* [Task requirements]:
Copy each line of the data below exactly, leaving out pictures.

* [Stored data]:
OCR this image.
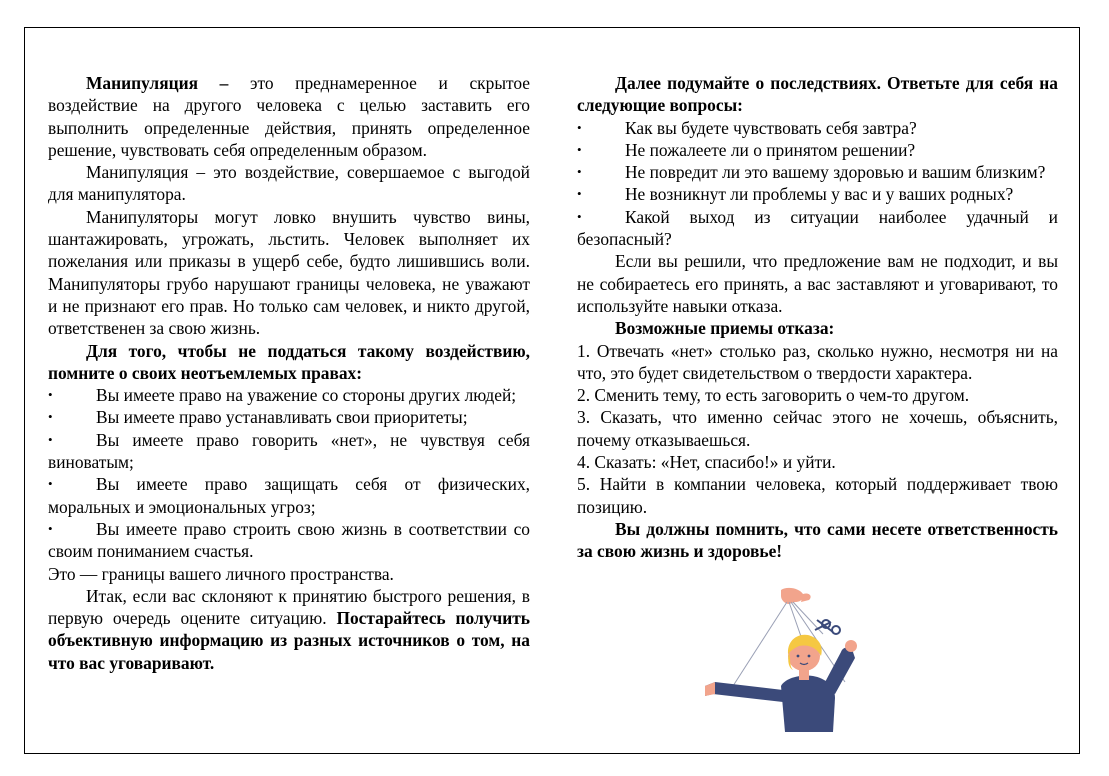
Манипуляция – это преднамеренное и скрытое воздействие на другого человека с целью заставить его выполнить определенные действия, принять определенное решение, чувствовать себя определенным образом.

Манипуляция – это воздействие, совершаемое с выгодой для манипулятора.

Манипуляторы могут ловко внушить чувство вины, шантажировать, угрожать, льстить. Человек выполняет их пожелания или приказы в ущерб себе, будто лишившись воли. Манипуляторы грубо нарушают границы человека, не уважают и не признают его прав. Но только сам человек, и никто другой, ответственен за свою жизнь.

Для того, чтобы не поддаться такому воздействию, помните о своих неотъемлемых правах:

• Вы имеете право на уважение со стороны других людей;

• Вы имеете право устанавливать свои приоритеты;

• Вы имеете право говорить «нет», не чувствуя себя виноватым;

• Вы имеете право защищать себя от физических, моральных и эмоциональных угроз;

• Вы имеете право строить свою жизнь в соответствии со своим пониманием счастья.

Это — границы вашего личного пространства.

Итак, если вас склоняют к принятию быстрого решения, в первую очередь оцените ситуацию. Постарайтесь получить объективную информацию из разных источников о том, на что вас уговаривают.

Далее подумайте о последствиях. Ответьте для себя на следующие вопросы:

• Как вы будете чувствовать себя завтра?

• Не пожалеете ли о принятом решении?

• Не повредит ли это вашему здоровью и вашим близким?

• Не возникнут ли проблемы у вас и у ваших родных?

• Какой выход из ситуации наиболее удачный и безопасный?

Если вы решили, что предложение вам не подходит, и вы не собираетесь его принять, а вас заставляют и уговаривают, то используйте навыки отказа.

Возможные приемы отказа:

1. Отвечать «нет» столько раз, сколько нужно, несмотря ни на что, это будет свидетельством о твердости характера.

2. Сменить тему, то есть заговорить о чем-то другом.

3. Сказать, что именно сейчас этого не хочешь, объяснить, почему отказываешься.

4. Сказать: «Нет, спасибо!» и уйти.

5. Найти в компании человека, который поддерживает твою позицию.

Вы должны помнить, что сами несете ответственность за свою жизнь и здоровье!
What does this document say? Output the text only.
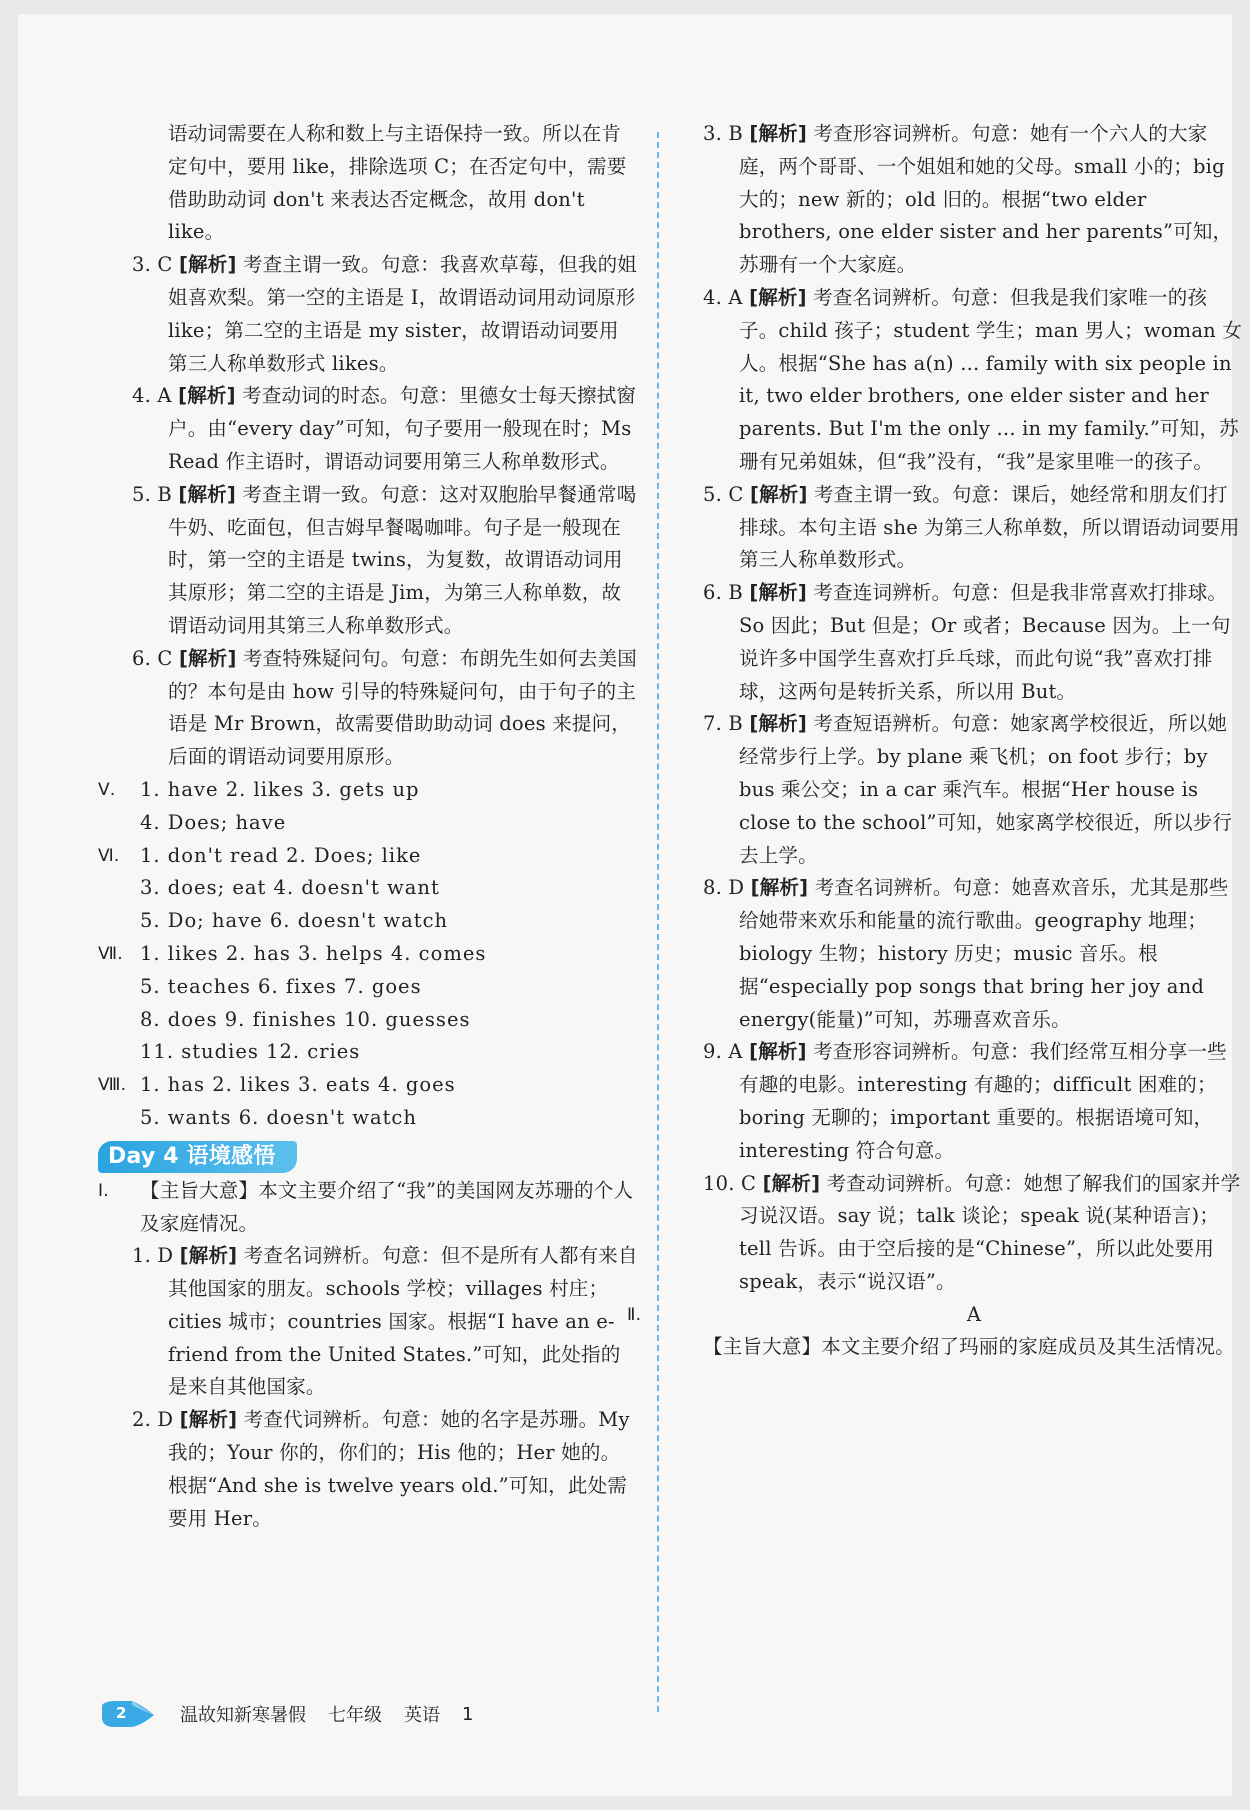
语动词需要在人称和数上与主语保持一致。所以在肯定句中，要用 like，排除选项 C；在否定句中，需要借助助动词 don't 来表达否定概念，故用 don't like。
3. C [解析] 考查主谓一致。句意：我喜欢草莓，但我的姐姐喜欢梨。第一空的主语是 I，故谓语动词用动词原形 like；第二空的主语是 my sister，故谓语动词要用第三人称单数形式 likes。
4. A [解析] 考查动词的时态。句意：里德女士每天擦拭窗户。由“every day”可知，句子要用一般现在时；Ms Read 作主语时，谓语动词要用第三人称单数形式。
5. B [解析] 考查主谓一致。句意：这对双胞胎早餐通常喝牛奶、吃面包，但吉姆早餐喝咖啡。句子是一般现在时，第一空的主语是 twins，为复数，故谓语动词用其原形；第二空的主语是 Jim，为第三人称单数，故谓语动词用其第三人称单数形式。
6. C [解析] 考查特殊疑问句。句意：布朗先生如何去美国的？本句是由 how 引导的特殊疑问句，由于句子的主语是 Mr Brown，故需要借助助动词 does 来提问，后面的谓语动词要用原形。
Ⅴ.	1. have 2. likes 3. gets up
4. Does; have
Ⅵ.	1. don't read 2. Does; like
3. does; eat 4. doesn't want
5. Do; have 6. doesn't watch
Ⅶ. 1. likes 2. has 3. helps 4. comes
5. teaches 6. fixes 7. goes
8. does 9. finishes 10. guesses
11. studies 12. cries
Ⅷ. 1. has 2. likes 3. eats 4. goes
5. wants 6. doesn't watch
Day 4 语境感悟
Ⅰ.	【主旨大意】本文主要介绍了“我”的美国网友苏珊的个人及家庭情况。
1. D [解析] 考查名词辨析。句意：但不是所有人都有来自其他国家的朋友。schools 学校；villages 村庄；cities 城市；countries 国家。根据“I have an e-friend from the United States.”可知，此处指的是来自其他国家。
2. D [解析] 考查代词辨析。句意：她的名字是苏珊。My 我的；Your 你的，你们的；His 他的；Her 她的。根据“And she is twelve years old.”可知，此处需要用 Her。
3. B [解析] 考查形容词辨析。句意：她有一个六人的大家庭，两个哥哥、一个姐姐和她的父母。small 小的；big 大的；new 新的；old 旧的。根据“two elder brothers, one elder sister and her parents”可知，苏珊有一个大家庭。
4. A [解析] 考查名词辨析。句意：但我是我们家唯一的孩子。child 孩子；student 学生；man 男人；woman 女人。根据“She has a(n) ... family with six people in it, two elder brothers, one elder sister and her parents. But I'm the only ... in my family.”可知，苏珊有兄弟姐妹，但“我”没有，“我”是家里唯一的孩子。
5. C [解析] 考查主谓一致。句意：课后，她经常和朋友们打排球。本句主语 she 为第三人称单数，所以谓语动词要用第三人称单数形式。
6. B [解析] 考查连词辨析。句意：但是我非常喜欢打排球。So 因此；But 但是；Or 或者；Because 因为。上一句说许多中国学生喜欢打乒乓球，而此句说“我”喜欢打排球，这两句是转折关系，所以用 But。
7. B [解析] 考查短语辨析。句意：她家离学校很近，所以她经常步行上学。by plane 乘飞机；on foot 步行；by bus 乘公交；in a car 乘汽车。根据“Her house is close to the school”可知，她家离学校很近，所以步行去上学。
8. D [解析] 考查名词辨析。句意：她喜欢音乐，尤其是那些给她带来欢乐和能量的流行歌曲。geography 地理；biology 生物；history 历史；music 音乐。根据“especially pop songs that bring her joy and energy(能量)”可知，苏珊喜欢音乐。
9. A [解析] 考查形容词辨析。句意：我们经常互相分享一些有趣的电影。interesting 有趣的；difficult 困难的；boring 无聊的；important 重要的。根据语境可知，interesting 符合句意。
10. C [解析] 考查动词辨析。句意：她想了解我们的国家并学习说汉语。say 说；talk 谈论；speak 说(某种语言)；tell 告诉。由于空后接的是“Chinese”，所以此处要用 speak，表示“说汉语”。
Ⅱ.	A
【主旨大意】本文主要介绍了玛丽的家庭成员及其生活情况。
2	温故知新寒暑假 七年级 英语 1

* [Solved problem]:
OCR this image.
Манипуляция – это преднамеренное и скрытое воздействие на другого человека с целью заставить его выполнить определенные действия, принять определенное решение, чувствовать себя определенным образом.

Манипуляция – это воздействие, совершаемое с выгодой для манипулятора.

Манипуляторы могут ловко внушить чувство вины, шантажировать, угрожать, льстить. Человек выполняет их пожелания или приказы в ущерб себе, будто лишившись воли. Манипуляторы грубо нарушают границы человека, не уважают и не признают его прав. Но только сам человек, и никто другой, ответственен за свою жизнь.

Для того, чтобы не поддаться такому воздействию, помните о своих неотъемлемых правах:

• Вы имеете право на уважение со стороны других людей;

• Вы имеете право устанавливать свои приоритеты;

• Вы имеете право говорить «нет», не чувствуя себя виноватым;

• Вы имеете право защищать себя от физических, моральных и эмоциональных угроз;

• Вы имеете право строить свою жизнь в соответствии со своим пониманием счастья.

Это — границы вашего личного пространства.

Итак, если вас склоняют к принятию быстрого решения, в первую очередь оцените ситуацию. Постарайтесь получить объективную информацию из разных источников о том, на что вас уговаривают.

Далее подумайте о последствиях. Ответьте для себя на следующие вопросы:

• Как вы будете чувствовать себя завтра?

• Не пожалеете ли о принятом решении?

• Не повредит ли это вашему здоровью и вашим близким?

• Не возникнут ли проблемы у вас и у ваших родных?

• Какой выход из ситуации наиболее удачный и безопасный?

Если вы решили, что предложение вам не подходит, и вы не собираетесь его принять, а вас заставляют и уговаривают, то используйте навыки отказа.

Возможные приемы отказа:

1. Отвечать «нет» столько раз, сколько нужно, несмотря ни на что, это будет свидетельством о твердости характера.

2. Сменить тему, то есть заговорить о чем-то другом.

3. Сказать, что именно сейчас этого не хочешь, объяснить, почему отказываешься.

4. Сказать: «Нет, спасибо!» и уйти.

5. Найти в компании человека, который поддерживает твою позицию.

Вы должны помнить, что сами несете ответственность за свою жизнь и здоровье!
What does this document say? Output the text only.
语动词需要在人称和数上与主语保持一致。所以在肯定句中，要用 like，排除选项 C；在否定句中，需要借助助动词 don't 来表达否定概念，故用 don't like。
3. C [解析] 考查主谓一致。句意：我喜欢草莓，但我的姐姐喜欢梨。第一空的主语是 I，故谓语动词用动词原形 like；第二空的主语是 my sister，故谓语动词要用第三人称单数形式 likes。
4. A [解析] 考查动词的时态。句意：里德女士每天擦拭窗户。由“every day”可知，句子要用一般现在时；Ms Read 作主语时，谓语动词要用第三人称单数形式。
5. B [解析] 考查主谓一致。句意：这对双胞胎早餐通常喝牛奶、吃面包，但吉姆早餐喝咖啡。句子是一般现在时，第一空的主语是 twins，为复数，故谓语动词用其原形；第二空的主语是 Jim，为第三人称单数，故谓语动词用其第三人称单数形式。
6. C [解析] 考查特殊疑问句。句意：布朗先生如何去美国的？本句是由 how 引导的特殊疑问句，由于句子的主语是 Mr Brown，故需要借助助动词 does 来提问，后面的谓语动词要用原形。
Ⅴ.	1. have 2. likes 3. gets up
4. Does; have
Ⅵ.	1. don't read 2. Does; like
3. does; eat 4. doesn't want
5. Do; have 6. doesn't watch
Ⅶ. 1. likes 2. has 3. helps 4. comes
5. teaches 6. fixes 7. goes
8. does 9. finishes 10. guesses
11. studies 12. cries
Ⅷ. 1. has 2. likes 3. eats 4. goes
5. wants 6. doesn't watch
Day 4 语境感悟
Ⅰ.	【主旨大意】本文主要介绍了“我”的美国网友苏珊的个人及家庭情况。
1. D [解析] 考查名词辨析。句意：但不是所有人都有来自其他国家的朋友。schools 学校；villages 村庄；cities 城市；countries 国家。根据“I have an e-friend from the United States.”可知，此处指的是来自其他国家。
2. D [解析] 考查代词辨析。句意：她的名字是苏珊。My 我的；Your 你的，你们的；His 他的；Her 她的。根据“And she is twelve years old.”可知，此处需要用 Her。
3. B [解析] 考查形容词辨析。句意：她有一个六人的大家庭，两个哥哥、一个姐姐和她的父母。small 小的；big 大的；new 新的；old 旧的。根据“two elder brothers, one elder sister and her parents”可知，苏珊有一个大家庭。
4. A [解析] 考查名词辨析。句意：但我是我们家唯一的孩子。child 孩子；student 学生；man 男人；woman 女人。根据“She has a(n) ... family with six people in it, two elder brothers, one elder sister and her parents. But I'm the only ... in my family.”可知，苏珊有兄弟姐妹，但“我”没有，“我”是家里唯一的孩子。
5. C [解析] 考查主谓一致。句意：课后，她经常和朋友们打排球。本句主语 she 为第三人称单数，所以谓语动词要用第三人称单数形式。
6. B [解析] 考查连词辨析。句意：但是我非常喜欢打排球。So 因此；But 但是；Or 或者；Because 因为。上一句说许多中国学生喜欢打乒乓球，而此句说“我”喜欢打排球，这两句是转折关系，所以用 But。
7. B [解析] 考查短语辨析。句意：她家离学校很近，所以她经常步行上学。by plane 乘飞机；on foot 步行；by bus 乘公交；in a car 乘汽车。根据“Her house is close to the school”可知，她家离学校很近，所以步行去上学。
8. D [解析] 考查名词辨析。句意：她喜欢音乐，尤其是那些给她带来欢乐和能量的流行歌曲。geography 地理；biology 生物；history 历史；music 音乐。根据“especially pop songs that bring her joy and energy(能量)”可知，苏珊喜欢音乐。
9. A [解析] 考查形容词辨析。句意：我们经常互相分享一些有趣的电影。interesting 有趣的；difficult 困难的；boring 无聊的；important 重要的。根据语境可知，interesting 符合句意。
10. C [解析] 考查动词辨析。句意：她想了解我们的国家并学习说汉语。say 说；talk 谈论；speak 说(某种语言)；tell 告诉。由于空后接的是“Chinese”，所以此处要用 speak，表示“说汉语”。
Ⅱ.	A
【主旨大意】本文主要介绍了玛丽的家庭成员及其生活情况。
2	温故知新寒暑假 七年级 英语 1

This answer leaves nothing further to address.